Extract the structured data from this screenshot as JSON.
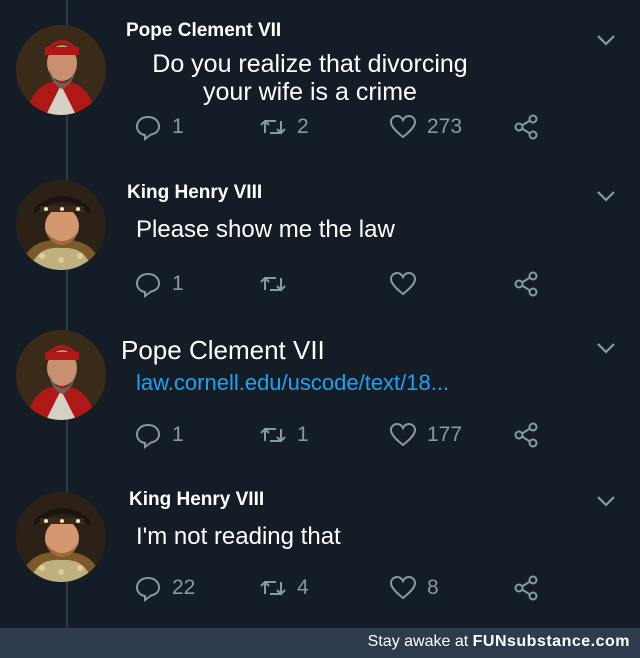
{
  "tweets": [
    {
      "author": "Pope Clement VII",
      "text_lines": [
        "Do you realize that divorcing",
        "your wife is a crime"
      ],
      "replies": "1",
      "retweets": "2",
      "likes": "273",
      "avatar_icon": "pope-avatar"
    },
    {
      "author": "King Henry VIII",
      "text": "Please show me the law",
      "replies": "1",
      "retweets": "",
      "likes": "",
      "avatar_icon": "king-avatar"
    },
    {
      "author": "Pope Clement VII",
      "text": "law.cornell.edu/uscode/text/18...",
      "replies": "1",
      "retweets": "1",
      "likes": "177",
      "avatar_icon": "pope-avatar"
    },
    {
      "author": "King Henry VIII",
      "text": "I'm not reading that",
      "replies": "22",
      "retweets": "4",
      "likes": "8",
      "avatar_icon": "king-avatar"
    }
  ],
  "footer": {
    "prefix": "Stay awake at",
    "brand": "FUNsubstance.com"
  },
  "colors": {
    "background": "#141d26",
    "link": "#1da1f2",
    "muted": "#8899a6",
    "footer_bg": "#2d3b4d"
  }
}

> TASK BRIEF: Print all entries exactly. The images do not belong in the copy.

> THE RESPONSE:
Extract the structured data from this screenshot as JSON.
{
  "tweets": [
    {
      "author": "Pope Clement VII",
      "text_lines": [
        "Do you realize that divorcing",
        "your wife is a crime"
      ],
      "replies": "1",
      "retweets": "2",
      "likes": "273",
      "avatar_icon": "pope-avatar"
    },
    {
      "author": "King Henry VIII",
      "text": "Please show me the law",
      "replies": "1",
      "retweets": "",
      "likes": "",
      "avatar_icon": "king-avatar"
    },
    {
      "author": "Pope Clement VII",
      "text": "law.cornell.edu/uscode/text/18...",
      "replies": "1",
      "retweets": "1",
      "likes": "177",
      "avatar_icon": "pope-avatar"
    },
    {
      "author": "King Henry VIII",
      "text": "I'm not reading that",
      "replies": "22",
      "retweets": "4",
      "likes": "8",
      "avatar_icon": "king-avatar"
    }
  ],
  "footer": {
    "prefix": "Stay awake at",
    "brand": "FUNsubstance.com"
  },
  "colors": {
    "background": "#141d26",
    "link": "#1da1f2",
    "muted": "#8899a6",
    "footer_bg": "#2d3b4d"
  }
}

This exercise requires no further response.